*RECORDS FOR THE TASK*
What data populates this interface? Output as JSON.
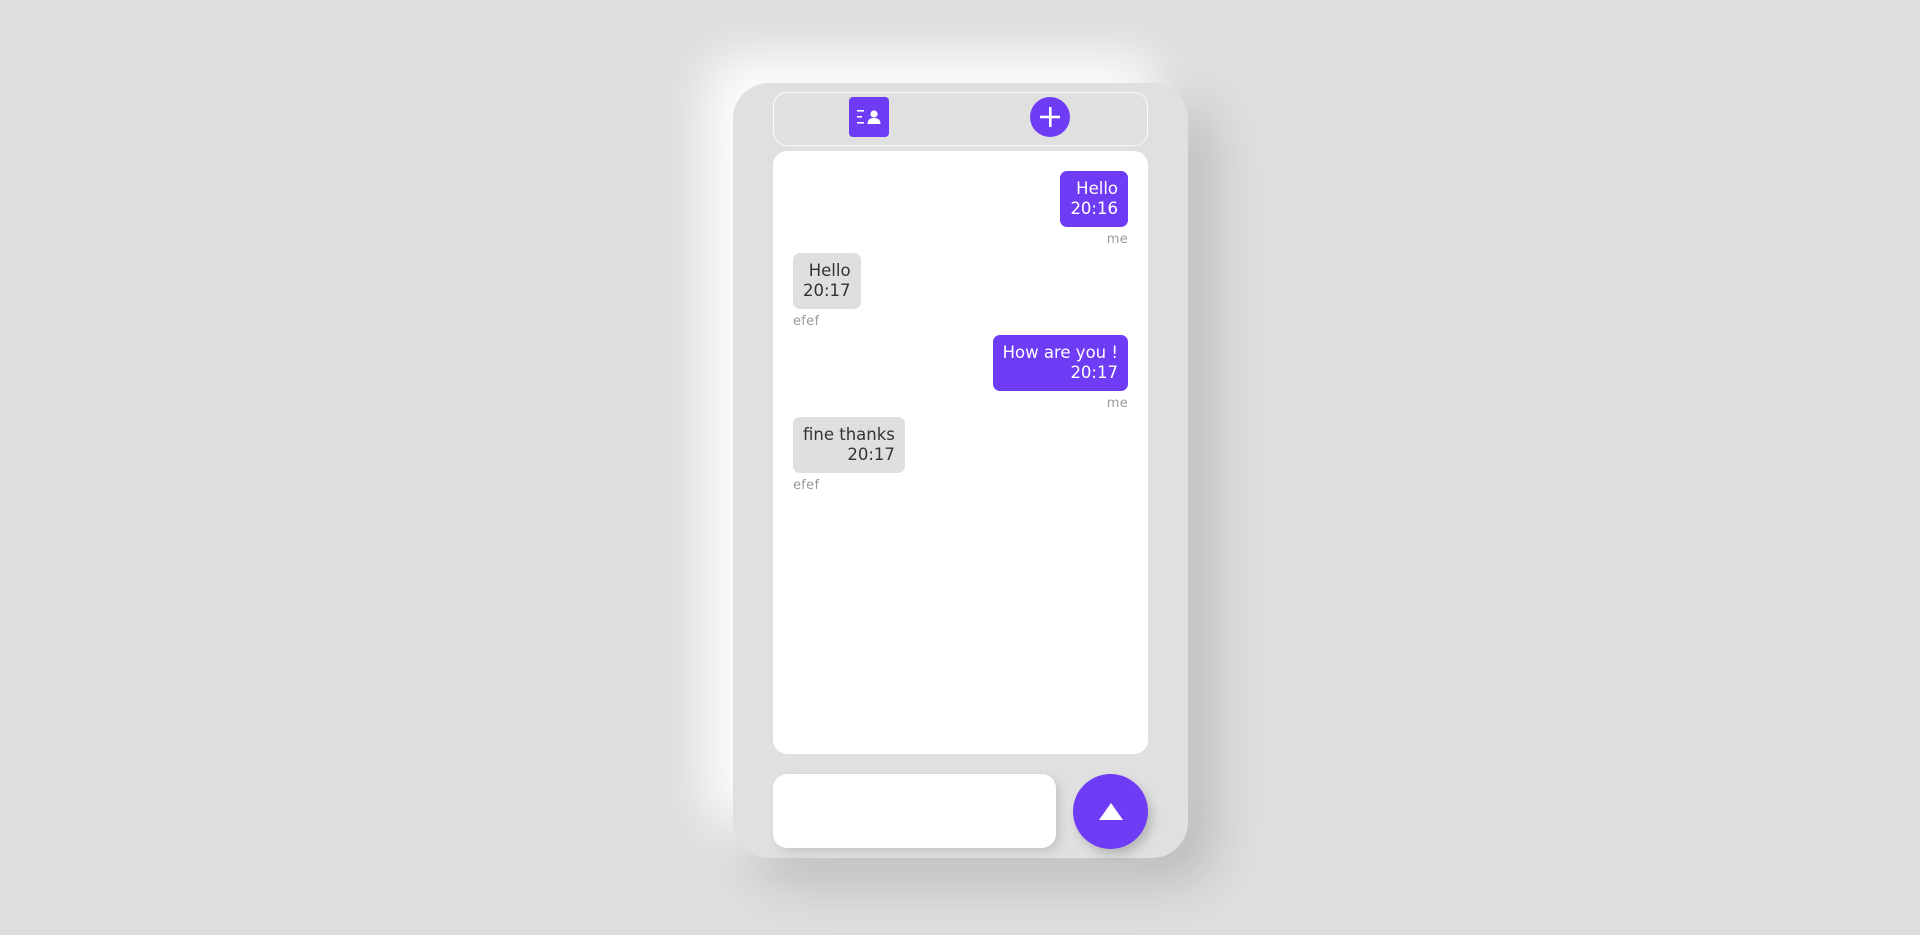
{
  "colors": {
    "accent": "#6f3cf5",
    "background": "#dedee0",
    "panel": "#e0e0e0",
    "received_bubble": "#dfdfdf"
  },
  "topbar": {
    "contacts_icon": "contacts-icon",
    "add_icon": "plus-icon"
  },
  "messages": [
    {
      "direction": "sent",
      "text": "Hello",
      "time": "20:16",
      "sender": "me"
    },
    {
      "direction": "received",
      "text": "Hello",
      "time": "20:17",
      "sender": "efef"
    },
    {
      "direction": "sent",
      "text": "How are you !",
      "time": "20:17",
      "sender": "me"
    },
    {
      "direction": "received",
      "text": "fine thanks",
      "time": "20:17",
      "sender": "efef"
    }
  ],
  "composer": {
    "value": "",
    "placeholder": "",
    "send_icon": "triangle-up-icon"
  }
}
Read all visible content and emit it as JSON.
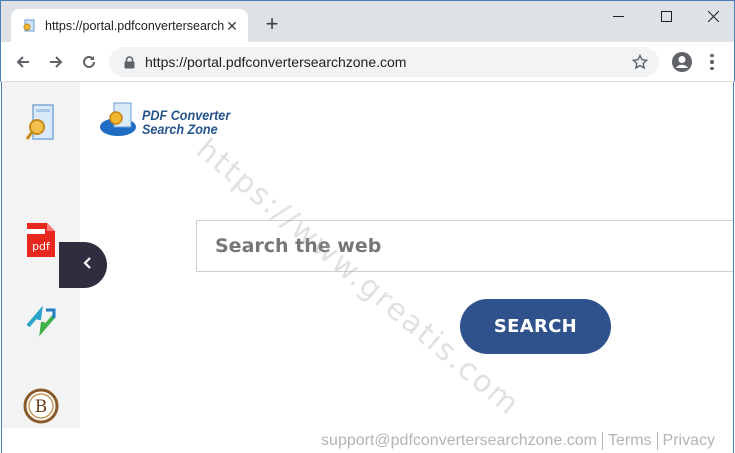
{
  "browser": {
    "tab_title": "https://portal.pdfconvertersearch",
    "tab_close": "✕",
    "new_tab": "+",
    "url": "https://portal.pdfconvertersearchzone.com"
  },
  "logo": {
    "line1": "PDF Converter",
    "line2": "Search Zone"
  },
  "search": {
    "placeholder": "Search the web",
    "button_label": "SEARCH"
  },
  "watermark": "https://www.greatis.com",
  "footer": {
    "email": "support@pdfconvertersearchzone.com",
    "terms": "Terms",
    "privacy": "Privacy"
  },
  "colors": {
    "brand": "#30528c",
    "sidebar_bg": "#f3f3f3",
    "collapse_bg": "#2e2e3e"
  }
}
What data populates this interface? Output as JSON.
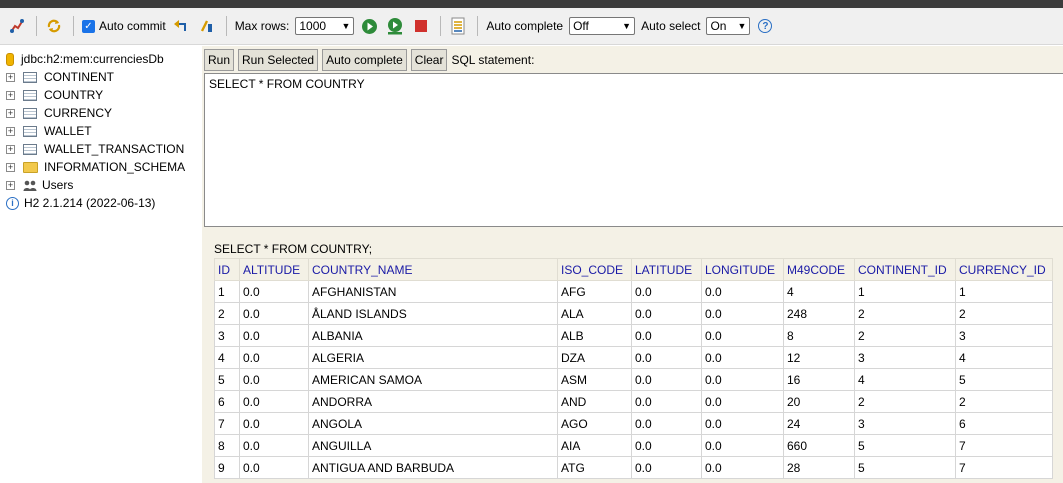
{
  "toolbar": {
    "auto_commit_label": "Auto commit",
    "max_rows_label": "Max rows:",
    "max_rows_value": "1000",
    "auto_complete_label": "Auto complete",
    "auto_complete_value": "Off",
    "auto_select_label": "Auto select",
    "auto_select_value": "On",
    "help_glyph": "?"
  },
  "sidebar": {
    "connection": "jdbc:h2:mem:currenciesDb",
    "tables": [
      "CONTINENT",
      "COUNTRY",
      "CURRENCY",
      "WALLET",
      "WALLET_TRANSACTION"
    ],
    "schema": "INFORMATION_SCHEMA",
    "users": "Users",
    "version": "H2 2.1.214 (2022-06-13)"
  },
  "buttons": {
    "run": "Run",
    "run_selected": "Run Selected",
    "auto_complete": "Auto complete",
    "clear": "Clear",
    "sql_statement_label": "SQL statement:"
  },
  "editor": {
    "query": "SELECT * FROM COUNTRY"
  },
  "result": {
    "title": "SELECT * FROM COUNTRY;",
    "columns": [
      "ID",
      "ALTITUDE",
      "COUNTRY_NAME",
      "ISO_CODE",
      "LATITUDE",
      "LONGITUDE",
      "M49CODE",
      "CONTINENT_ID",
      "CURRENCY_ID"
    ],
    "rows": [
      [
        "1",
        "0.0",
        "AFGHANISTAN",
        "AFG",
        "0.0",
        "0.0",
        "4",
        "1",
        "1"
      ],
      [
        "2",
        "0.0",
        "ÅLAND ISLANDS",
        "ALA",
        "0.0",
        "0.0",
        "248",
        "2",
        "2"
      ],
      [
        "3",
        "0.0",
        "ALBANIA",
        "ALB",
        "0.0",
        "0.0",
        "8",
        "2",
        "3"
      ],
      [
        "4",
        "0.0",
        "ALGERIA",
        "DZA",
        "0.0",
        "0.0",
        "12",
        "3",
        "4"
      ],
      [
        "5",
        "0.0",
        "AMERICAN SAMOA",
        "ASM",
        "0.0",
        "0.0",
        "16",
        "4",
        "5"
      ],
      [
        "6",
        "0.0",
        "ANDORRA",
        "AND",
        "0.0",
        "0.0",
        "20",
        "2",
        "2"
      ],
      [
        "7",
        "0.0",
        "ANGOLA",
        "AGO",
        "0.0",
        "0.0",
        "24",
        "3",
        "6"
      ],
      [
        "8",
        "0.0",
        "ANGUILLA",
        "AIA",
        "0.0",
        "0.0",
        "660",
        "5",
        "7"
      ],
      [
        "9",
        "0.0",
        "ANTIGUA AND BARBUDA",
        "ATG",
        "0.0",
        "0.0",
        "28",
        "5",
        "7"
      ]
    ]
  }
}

*WHAT TO DO*
Output all of the entries verbatim, leaving out any images.

*WRITTEN SOLUTION*
What data populates this interface? Output as JSON.
{
  "colors": {
    "accent": "#6f3cf5",
    "background": "#dedee0",
    "panel": "#e0e0e0",
    "received_bubble": "#dfdfdf"
  },
  "topbar": {
    "contacts_icon": "contacts-icon",
    "add_icon": "plus-icon"
  },
  "messages": [
    {
      "direction": "sent",
      "text": "Hello",
      "time": "20:16",
      "sender": "me"
    },
    {
      "direction": "received",
      "text": "Hello",
      "time": "20:17",
      "sender": "efef"
    },
    {
      "direction": "sent",
      "text": "How are you !",
      "time": "20:17",
      "sender": "me"
    },
    {
      "direction": "received",
      "text": "fine thanks",
      "time": "20:17",
      "sender": "efef"
    }
  ],
  "composer": {
    "value": "",
    "placeholder": "",
    "send_icon": "triangle-up-icon"
  }
}
Read all visible content and emit it as JSON.
{
  "browser": {
    "tab_title": "https://portal.pdfconvertersearch",
    "tab_close": "✕",
    "new_tab": "+",
    "url": "https://portal.pdfconvertersearchzone.com"
  },
  "logo": {
    "line1": "PDF Converter",
    "line2": "Search Zone"
  },
  "search": {
    "placeholder": "Search the web",
    "button_label": "SEARCH"
  },
  "watermark": "https://www.greatis.com",
  "footer": {
    "email": "support@pdfconvertersearchzone.com",
    "terms": "Terms",
    "privacy": "Privacy"
  },
  "colors": {
    "brand": "#30528c",
    "sidebar_bg": "#f3f3f3",
    "collapse_bg": "#2e2e3e"
  }
}
What data populates this interface? Output as JSON.
{
  "toolbar": {
    "auto_commit_label": "Auto commit",
    "max_rows_label": "Max rows:",
    "max_rows_value": "1000",
    "auto_complete_label": "Auto complete",
    "auto_complete_value": "Off",
    "auto_select_label": "Auto select",
    "auto_select_value": "On",
    "help_glyph": "?"
  },
  "sidebar": {
    "connection": "jdbc:h2:mem:currenciesDb",
    "tables": [
      "CONTINENT",
      "COUNTRY",
      "CURRENCY",
      "WALLET",
      "WALLET_TRANSACTION"
    ],
    "schema": "INFORMATION_SCHEMA",
    "users": "Users",
    "version": "H2 2.1.214 (2022-06-13)"
  },
  "buttons": {
    "run": "Run",
    "run_selected": "Run Selected",
    "auto_complete": "Auto complete",
    "clear": "Clear",
    "sql_statement_label": "SQL statement:"
  },
  "editor": {
    "query": "SELECT * FROM COUNTRY"
  },
  "result": {
    "title": "SELECT * FROM COUNTRY;",
    "columns": [
      "ID",
      "ALTITUDE",
      "COUNTRY_NAME",
      "ISO_CODE",
      "LATITUDE",
      "LONGITUDE",
      "M49CODE",
      "CONTINENT_ID",
      "CURRENCY_ID"
    ],
    "rows": [
      [
        "1",
        "0.0",
        "AFGHANISTAN",
        "AFG",
        "0.0",
        "0.0",
        "4",
        "1",
        "1"
      ],
      [
        "2",
        "0.0",
        "ÅLAND ISLANDS",
        "ALA",
        "0.0",
        "0.0",
        "248",
        "2",
        "2"
      ],
      [
        "3",
        "0.0",
        "ALBANIA",
        "ALB",
        "0.0",
        "0.0",
        "8",
        "2",
        "3"
      ],
      [
        "4",
        "0.0",
        "ALGERIA",
        "DZA",
        "0.0",
        "0.0",
        "12",
        "3",
        "4"
      ],
      [
        "5",
        "0.0",
        "AMERICAN SAMOA",
        "ASM",
        "0.0",
        "0.0",
        "16",
        "4",
        "5"
      ],
      [
        "6",
        "0.0",
        "ANDORRA",
        "AND",
        "0.0",
        "0.0",
        "20",
        "2",
        "2"
      ],
      [
        "7",
        "0.0",
        "ANGOLA",
        "AGO",
        "0.0",
        "0.0",
        "24",
        "3",
        "6"
      ],
      [
        "8",
        "0.0",
        "ANGUILLA",
        "AIA",
        "0.0",
        "0.0",
        "660",
        "5",
        "7"
      ],
      [
        "9",
        "0.0",
        "ANTIGUA AND BARBUDA",
        "ATG",
        "0.0",
        "0.0",
        "28",
        "5",
        "7"
      ]
    ]
  }
}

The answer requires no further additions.